DOCUMENT EXTRACT:
***

February 19, 2019
The San Francisco Symphony program that was played and conducted by the distinguished pianist András Schiff last weekend at Davies Hall featured music of Bach and Mendelssohn, contrasting works by two composers separated by almost exactly a century.
The program had the potential to illuminate the relationship between these two composers — both fascinated by counterpoint, both committed to a music of Lutheran worship, both expert keyboard players themselves, both astonishingly prolific, and both working in Leipzig.
The music was performed with skill and commitment. But the two halves of the program (the first, Bach; the second, Mendelssohn) seemed incompatible, and the connections between the two remained largely unexplored.
The Bach section opened with two keyboard concerti originally intended for the harpsichord, but here performed by András Schiff on the piano, as he gently and effectively conducted a small string ensemble. Schiff is widely known as one of the greatest interpreters of Bach on the piano, and his playing was, as expected, masterful in conception and execution.
He led off with the sunny D Major Concerto (No. 3, BWV 1054), following it immediately with the less well-known but perhaps more complex Concerto No. 4 in A (BWV 1055). Schiff brought energy, intelligence, and vigor to the keyboard solos, articulating Bach’s fluent, exuberant lines on a Bösendorfer piano with a rich, viola-like timbre.

***

RECORD EXTRACTS:
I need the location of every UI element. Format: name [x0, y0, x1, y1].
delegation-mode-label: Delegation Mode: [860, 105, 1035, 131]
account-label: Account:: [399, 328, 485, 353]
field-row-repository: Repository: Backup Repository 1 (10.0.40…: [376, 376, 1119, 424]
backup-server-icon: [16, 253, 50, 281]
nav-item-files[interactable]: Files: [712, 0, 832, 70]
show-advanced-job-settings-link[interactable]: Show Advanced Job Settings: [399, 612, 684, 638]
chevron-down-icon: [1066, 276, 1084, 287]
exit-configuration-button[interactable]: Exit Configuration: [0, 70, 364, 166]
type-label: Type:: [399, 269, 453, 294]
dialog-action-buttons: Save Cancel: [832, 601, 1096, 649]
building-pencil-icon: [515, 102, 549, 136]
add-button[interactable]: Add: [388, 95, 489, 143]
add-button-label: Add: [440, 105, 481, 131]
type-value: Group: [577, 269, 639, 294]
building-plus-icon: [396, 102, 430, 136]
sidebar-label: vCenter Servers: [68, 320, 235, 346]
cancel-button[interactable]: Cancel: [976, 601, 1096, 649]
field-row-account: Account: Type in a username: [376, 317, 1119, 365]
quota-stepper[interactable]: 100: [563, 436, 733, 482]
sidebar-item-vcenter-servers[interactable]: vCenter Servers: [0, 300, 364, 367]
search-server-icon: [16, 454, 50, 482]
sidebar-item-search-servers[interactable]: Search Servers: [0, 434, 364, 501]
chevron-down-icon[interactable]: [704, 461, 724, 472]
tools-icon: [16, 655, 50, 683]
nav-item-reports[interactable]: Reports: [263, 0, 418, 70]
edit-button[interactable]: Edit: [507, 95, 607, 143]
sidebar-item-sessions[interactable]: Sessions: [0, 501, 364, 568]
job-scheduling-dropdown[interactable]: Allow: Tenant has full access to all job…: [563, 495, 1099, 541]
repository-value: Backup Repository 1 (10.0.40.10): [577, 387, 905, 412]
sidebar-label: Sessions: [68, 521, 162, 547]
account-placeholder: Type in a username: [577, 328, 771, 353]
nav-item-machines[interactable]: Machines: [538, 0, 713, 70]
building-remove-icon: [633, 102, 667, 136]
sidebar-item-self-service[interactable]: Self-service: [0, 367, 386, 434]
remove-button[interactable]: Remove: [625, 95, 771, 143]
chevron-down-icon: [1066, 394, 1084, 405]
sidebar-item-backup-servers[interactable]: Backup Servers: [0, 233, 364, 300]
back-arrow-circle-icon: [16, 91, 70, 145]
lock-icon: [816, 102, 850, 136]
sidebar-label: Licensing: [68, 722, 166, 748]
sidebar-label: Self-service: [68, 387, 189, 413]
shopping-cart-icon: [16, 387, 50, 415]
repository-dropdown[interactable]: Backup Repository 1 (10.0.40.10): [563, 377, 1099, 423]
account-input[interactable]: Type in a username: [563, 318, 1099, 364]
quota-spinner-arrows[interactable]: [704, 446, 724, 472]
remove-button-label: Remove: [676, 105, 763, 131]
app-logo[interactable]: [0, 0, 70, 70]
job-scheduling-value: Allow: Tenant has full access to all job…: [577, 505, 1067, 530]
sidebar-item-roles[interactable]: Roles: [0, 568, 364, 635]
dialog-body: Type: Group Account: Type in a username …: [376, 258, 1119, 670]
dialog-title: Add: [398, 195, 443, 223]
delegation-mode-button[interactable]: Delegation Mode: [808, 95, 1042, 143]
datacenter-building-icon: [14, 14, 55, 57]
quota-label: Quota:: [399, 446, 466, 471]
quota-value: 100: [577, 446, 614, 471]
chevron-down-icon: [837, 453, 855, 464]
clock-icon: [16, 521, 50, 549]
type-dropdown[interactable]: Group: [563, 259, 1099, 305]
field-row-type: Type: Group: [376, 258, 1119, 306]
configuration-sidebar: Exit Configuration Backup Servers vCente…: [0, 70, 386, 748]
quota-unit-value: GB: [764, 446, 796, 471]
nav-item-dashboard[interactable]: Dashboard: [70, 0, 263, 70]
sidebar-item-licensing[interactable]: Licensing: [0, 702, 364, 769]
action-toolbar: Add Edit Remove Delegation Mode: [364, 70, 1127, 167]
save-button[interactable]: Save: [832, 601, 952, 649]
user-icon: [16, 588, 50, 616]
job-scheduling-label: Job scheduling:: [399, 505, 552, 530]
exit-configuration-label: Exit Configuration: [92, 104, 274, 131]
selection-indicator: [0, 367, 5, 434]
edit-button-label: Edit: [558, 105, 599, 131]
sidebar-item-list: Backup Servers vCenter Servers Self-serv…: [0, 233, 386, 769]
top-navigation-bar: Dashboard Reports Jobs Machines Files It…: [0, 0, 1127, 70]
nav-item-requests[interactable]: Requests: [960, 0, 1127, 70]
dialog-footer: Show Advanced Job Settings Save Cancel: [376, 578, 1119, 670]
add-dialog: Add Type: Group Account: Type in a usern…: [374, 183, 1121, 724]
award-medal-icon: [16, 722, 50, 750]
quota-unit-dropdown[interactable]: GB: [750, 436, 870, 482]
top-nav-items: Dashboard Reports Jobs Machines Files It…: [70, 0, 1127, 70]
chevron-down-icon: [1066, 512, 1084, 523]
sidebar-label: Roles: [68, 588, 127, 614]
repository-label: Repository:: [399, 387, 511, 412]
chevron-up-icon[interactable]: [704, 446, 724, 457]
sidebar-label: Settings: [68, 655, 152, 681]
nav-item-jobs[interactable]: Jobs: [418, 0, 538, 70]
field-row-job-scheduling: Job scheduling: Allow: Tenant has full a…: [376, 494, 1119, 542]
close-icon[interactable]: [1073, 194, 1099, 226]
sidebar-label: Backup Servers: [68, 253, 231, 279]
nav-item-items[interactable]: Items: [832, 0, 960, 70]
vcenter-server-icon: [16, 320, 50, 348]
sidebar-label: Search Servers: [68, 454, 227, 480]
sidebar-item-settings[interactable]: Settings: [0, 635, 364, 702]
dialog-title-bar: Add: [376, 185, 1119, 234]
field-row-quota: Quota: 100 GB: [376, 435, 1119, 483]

***

AIM 1:
According to the concert review above, why did the program have the potential to illuminate the relationship between Bach and Mendelssohn? Answer in one to three sentences.
AIM 2:
In the concert review, what make of piano did Schiff play the Bach concerti on?
AIM 3:
Translate this sentence from the concert review into Spanish: "Schiff is widely known as one of the greatest interpreters of Bach on the piano, and his playing was, as expected, masterful in conception and execution."

FULL RESPONSE 1:
The two composers had a great deal in common. Both were fascinated by counterpoint, committed to a music of Lutheran worship, expert keyboard players, and astonishingly prolific, and both worked in Leipzig.

FULL RESPONSE 2:
A Bösendorfer piano.

FULL RESPONSE 3:
Schiff es ampliamente conocido como uno de los más grandes intérpretes de Bach al piano, y su interpretación fue, como se esperaba, magistral en concepción y ejecución.